■ Stored data ■
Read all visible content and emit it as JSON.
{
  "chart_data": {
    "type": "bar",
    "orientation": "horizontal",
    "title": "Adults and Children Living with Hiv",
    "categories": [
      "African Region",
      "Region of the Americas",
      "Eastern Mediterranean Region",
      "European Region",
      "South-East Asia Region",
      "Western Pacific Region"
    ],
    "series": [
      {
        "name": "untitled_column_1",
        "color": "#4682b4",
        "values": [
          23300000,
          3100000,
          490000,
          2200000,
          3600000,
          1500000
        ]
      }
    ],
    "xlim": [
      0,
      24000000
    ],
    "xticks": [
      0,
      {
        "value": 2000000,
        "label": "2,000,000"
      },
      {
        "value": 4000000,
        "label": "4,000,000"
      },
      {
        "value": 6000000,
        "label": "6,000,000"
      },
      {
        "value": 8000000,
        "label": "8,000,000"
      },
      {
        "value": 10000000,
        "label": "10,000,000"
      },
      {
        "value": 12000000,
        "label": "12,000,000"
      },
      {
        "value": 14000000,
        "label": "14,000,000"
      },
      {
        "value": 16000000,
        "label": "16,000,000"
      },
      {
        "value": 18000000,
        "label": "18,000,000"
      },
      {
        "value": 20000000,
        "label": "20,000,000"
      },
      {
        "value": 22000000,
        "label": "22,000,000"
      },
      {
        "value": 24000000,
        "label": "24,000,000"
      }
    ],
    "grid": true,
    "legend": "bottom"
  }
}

■ What you have to do ■
Looking at the entries above, state how many lines contain "label"; give the number alone.

■ Solution for this exercise ■
12